- _PROVIDED RECORDS_
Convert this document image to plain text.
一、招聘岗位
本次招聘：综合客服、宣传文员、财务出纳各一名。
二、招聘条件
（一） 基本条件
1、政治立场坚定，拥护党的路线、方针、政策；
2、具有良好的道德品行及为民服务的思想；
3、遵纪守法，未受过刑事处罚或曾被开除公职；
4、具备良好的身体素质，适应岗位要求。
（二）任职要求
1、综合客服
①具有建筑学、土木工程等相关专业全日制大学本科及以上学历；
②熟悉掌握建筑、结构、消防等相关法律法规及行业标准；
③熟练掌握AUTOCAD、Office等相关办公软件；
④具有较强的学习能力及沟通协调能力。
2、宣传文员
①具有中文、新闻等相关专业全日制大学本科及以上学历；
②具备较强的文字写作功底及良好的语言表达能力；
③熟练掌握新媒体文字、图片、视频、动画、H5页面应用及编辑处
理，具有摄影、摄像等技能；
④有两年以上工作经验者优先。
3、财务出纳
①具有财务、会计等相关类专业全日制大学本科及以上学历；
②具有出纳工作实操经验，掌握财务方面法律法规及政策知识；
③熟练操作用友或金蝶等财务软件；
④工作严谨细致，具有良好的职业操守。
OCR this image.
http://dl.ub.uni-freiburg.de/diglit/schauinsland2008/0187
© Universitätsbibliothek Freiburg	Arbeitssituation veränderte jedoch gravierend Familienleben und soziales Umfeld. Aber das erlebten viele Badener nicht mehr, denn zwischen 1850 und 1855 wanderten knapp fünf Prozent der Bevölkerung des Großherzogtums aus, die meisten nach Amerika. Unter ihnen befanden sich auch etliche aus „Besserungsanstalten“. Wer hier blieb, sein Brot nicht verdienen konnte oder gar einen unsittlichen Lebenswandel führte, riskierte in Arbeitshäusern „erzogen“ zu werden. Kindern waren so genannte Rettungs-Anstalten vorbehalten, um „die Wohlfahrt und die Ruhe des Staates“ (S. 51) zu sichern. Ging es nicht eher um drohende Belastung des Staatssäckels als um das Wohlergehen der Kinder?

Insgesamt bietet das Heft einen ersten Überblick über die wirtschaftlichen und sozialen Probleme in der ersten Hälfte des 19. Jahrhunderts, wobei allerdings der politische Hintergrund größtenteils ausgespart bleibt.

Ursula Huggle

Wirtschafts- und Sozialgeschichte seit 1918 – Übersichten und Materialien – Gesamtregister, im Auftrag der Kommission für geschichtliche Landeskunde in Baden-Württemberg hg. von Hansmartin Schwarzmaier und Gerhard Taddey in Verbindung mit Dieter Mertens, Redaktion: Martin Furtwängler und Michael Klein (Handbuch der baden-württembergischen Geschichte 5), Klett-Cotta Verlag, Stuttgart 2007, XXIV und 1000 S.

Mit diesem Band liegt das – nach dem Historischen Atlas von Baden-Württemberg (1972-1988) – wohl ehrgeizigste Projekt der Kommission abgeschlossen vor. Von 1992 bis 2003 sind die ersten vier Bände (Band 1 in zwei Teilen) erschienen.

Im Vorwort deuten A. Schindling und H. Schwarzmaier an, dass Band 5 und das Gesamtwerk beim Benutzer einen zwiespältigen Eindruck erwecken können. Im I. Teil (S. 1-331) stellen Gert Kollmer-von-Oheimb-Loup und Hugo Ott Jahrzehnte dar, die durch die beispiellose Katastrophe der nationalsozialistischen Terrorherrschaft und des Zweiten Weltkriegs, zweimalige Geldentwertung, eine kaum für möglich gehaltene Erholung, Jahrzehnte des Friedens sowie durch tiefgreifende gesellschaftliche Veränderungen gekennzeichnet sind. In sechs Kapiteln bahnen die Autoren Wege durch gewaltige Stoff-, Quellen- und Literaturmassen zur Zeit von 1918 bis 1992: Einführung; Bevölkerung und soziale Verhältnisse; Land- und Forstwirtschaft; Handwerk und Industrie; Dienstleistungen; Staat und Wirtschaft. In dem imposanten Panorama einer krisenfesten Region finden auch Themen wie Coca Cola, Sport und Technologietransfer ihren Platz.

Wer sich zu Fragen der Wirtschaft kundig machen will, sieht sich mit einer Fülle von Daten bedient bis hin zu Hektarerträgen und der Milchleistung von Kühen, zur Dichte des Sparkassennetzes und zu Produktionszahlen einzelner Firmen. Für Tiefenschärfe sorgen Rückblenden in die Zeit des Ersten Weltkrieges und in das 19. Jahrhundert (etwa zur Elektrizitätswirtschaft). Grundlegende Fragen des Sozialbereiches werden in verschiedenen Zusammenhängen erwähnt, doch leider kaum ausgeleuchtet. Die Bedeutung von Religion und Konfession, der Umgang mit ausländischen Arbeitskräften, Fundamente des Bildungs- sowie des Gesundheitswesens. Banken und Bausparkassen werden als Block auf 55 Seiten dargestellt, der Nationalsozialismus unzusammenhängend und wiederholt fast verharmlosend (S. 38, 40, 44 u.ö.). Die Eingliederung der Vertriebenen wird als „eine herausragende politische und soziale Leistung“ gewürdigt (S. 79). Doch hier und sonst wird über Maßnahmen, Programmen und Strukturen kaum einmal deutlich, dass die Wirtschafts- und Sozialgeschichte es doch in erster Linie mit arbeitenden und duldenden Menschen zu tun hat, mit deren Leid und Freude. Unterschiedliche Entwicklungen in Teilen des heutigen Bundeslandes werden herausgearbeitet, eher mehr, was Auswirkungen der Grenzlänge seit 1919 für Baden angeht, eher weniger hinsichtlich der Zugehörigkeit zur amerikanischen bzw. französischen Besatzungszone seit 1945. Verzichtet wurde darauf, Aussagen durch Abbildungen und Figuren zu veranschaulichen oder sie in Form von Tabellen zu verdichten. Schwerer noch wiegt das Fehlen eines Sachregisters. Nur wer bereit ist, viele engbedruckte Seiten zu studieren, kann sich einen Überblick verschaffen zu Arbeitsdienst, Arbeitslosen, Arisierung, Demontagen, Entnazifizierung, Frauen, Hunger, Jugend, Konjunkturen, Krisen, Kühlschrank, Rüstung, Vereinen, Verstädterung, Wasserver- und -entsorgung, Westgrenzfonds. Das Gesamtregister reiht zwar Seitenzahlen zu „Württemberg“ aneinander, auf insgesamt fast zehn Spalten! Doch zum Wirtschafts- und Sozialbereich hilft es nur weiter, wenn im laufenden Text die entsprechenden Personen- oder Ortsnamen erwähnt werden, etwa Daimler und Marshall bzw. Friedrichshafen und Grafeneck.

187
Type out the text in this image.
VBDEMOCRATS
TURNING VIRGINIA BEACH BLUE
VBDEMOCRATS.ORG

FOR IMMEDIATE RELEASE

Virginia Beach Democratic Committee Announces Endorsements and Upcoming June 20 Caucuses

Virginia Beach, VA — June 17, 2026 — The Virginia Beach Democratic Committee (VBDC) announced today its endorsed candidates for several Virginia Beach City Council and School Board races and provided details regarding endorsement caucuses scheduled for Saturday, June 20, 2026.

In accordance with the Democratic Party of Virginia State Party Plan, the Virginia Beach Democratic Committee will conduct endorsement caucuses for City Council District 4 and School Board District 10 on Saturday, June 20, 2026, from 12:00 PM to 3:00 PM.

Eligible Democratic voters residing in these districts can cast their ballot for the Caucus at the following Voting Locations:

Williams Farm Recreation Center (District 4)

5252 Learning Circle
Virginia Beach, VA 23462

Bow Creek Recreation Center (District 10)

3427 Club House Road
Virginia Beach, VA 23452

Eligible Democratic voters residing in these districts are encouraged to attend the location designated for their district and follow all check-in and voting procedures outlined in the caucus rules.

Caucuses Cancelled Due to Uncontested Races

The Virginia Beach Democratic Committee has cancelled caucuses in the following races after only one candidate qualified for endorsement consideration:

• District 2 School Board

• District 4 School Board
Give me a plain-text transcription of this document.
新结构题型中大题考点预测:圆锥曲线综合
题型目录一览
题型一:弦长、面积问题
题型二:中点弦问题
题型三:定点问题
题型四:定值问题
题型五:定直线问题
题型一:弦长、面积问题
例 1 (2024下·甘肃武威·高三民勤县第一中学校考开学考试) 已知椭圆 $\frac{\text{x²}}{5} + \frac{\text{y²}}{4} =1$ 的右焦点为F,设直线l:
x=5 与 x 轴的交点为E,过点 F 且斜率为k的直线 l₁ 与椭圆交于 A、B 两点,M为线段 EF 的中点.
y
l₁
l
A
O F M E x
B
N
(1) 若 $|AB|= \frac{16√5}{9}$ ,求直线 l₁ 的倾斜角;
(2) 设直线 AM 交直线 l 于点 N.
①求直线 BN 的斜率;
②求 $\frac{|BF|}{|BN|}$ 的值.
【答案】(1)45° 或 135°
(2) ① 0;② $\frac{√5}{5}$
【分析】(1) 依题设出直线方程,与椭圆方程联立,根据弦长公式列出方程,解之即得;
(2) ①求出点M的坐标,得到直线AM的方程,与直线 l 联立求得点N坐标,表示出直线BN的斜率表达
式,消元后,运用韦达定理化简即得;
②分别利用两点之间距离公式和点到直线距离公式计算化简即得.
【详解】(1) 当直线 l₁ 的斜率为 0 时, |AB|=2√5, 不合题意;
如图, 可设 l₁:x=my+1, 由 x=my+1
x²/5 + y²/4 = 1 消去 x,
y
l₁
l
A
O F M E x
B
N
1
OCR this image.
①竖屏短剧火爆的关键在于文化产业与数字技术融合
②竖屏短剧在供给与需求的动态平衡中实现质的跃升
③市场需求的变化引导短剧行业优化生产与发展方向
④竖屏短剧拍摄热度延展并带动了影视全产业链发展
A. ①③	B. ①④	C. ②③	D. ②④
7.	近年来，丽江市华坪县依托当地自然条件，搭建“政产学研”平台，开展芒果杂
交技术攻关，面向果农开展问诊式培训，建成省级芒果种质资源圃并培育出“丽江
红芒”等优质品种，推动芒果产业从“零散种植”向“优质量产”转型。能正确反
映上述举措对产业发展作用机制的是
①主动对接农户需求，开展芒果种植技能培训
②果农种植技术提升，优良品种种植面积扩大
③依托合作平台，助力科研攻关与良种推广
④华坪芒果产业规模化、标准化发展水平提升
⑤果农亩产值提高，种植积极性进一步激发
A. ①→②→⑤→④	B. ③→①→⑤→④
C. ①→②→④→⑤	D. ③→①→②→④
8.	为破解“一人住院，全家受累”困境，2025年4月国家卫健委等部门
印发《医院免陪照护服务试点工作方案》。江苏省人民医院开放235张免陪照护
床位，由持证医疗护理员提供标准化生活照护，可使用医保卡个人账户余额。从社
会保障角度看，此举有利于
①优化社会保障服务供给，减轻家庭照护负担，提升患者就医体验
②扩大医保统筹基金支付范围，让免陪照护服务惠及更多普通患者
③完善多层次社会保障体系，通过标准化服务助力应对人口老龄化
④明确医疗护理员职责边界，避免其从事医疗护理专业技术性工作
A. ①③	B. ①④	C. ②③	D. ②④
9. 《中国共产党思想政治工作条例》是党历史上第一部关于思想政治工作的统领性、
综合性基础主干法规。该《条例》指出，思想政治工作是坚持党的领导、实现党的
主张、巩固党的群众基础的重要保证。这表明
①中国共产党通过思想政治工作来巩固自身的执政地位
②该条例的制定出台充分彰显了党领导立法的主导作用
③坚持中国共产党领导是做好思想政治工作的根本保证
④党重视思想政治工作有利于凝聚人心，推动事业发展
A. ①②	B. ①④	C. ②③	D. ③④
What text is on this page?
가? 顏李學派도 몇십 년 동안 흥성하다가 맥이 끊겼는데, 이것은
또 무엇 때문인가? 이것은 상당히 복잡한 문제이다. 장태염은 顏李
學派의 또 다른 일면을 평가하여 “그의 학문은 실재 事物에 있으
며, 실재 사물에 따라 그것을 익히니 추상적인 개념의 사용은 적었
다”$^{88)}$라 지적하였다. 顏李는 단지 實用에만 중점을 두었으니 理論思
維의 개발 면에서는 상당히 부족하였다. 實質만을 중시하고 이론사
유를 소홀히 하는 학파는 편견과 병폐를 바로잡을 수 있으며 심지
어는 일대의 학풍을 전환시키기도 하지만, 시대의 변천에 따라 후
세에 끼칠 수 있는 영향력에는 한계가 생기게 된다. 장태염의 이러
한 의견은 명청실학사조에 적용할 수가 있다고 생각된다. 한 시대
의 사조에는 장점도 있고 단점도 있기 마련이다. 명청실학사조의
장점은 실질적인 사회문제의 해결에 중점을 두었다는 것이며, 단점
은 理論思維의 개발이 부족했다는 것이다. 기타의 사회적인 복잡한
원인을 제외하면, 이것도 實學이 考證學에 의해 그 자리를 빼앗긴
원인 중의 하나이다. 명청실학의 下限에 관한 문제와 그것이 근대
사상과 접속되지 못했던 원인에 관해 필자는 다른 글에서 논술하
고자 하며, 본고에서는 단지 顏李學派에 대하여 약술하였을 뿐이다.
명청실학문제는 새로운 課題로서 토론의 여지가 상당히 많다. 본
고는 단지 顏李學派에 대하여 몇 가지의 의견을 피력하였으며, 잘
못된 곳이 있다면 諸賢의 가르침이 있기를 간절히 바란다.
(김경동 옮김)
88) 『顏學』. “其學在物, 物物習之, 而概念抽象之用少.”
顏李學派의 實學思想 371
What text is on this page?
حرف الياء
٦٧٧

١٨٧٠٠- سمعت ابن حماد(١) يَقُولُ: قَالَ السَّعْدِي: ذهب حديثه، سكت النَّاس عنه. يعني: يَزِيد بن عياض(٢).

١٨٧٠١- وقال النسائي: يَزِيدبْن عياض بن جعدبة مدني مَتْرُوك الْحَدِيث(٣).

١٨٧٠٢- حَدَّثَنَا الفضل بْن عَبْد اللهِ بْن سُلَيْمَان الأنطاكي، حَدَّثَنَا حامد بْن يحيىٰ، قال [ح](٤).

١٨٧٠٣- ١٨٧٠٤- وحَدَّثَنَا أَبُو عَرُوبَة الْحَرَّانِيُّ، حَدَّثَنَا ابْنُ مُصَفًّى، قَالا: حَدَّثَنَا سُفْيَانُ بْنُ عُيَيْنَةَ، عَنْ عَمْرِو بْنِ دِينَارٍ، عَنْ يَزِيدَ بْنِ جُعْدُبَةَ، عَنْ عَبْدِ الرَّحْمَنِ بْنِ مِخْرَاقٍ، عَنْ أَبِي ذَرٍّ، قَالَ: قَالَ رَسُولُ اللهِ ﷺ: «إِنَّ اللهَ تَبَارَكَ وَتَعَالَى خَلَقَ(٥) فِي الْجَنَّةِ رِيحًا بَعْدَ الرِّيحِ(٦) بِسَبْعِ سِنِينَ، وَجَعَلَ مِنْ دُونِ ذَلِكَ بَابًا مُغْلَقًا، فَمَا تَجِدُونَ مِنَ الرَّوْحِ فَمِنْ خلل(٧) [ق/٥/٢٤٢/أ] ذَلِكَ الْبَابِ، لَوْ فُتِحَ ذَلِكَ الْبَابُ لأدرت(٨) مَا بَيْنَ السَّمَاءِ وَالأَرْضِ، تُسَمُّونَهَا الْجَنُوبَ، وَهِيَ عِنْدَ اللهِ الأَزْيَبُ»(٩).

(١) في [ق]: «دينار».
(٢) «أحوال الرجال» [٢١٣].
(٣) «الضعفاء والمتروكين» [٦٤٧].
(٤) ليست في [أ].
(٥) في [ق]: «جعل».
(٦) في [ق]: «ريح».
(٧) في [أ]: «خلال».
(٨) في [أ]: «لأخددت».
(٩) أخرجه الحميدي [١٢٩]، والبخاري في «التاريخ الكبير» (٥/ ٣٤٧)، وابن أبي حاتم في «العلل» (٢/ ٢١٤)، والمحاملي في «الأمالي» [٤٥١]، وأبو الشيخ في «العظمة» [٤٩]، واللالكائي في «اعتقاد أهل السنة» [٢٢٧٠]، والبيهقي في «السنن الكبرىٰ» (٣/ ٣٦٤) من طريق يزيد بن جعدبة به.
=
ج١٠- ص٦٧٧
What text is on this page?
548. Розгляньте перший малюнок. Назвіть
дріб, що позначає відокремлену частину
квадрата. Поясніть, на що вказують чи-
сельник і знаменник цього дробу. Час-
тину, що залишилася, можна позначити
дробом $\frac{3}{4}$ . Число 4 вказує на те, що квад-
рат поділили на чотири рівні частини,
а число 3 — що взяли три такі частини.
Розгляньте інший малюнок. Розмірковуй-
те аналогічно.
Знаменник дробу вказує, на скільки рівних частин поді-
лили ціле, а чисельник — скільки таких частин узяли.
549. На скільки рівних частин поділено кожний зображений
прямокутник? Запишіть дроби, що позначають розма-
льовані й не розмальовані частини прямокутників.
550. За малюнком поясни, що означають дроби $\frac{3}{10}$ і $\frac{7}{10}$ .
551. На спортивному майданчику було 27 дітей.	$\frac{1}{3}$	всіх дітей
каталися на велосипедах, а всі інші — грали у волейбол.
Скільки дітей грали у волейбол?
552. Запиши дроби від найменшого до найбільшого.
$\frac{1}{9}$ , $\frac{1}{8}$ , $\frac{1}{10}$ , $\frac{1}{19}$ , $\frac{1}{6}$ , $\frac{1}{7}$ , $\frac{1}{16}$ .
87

- _DIRECTIONS_
Make a list of all lines in the data that contain "дітей".

- _WRITTEN RESPONSE_
551. На спортивному майданчику було 27 дітей.	$\frac{1}{3}$	всіх дітей
Скільки дітей грали у волейбол?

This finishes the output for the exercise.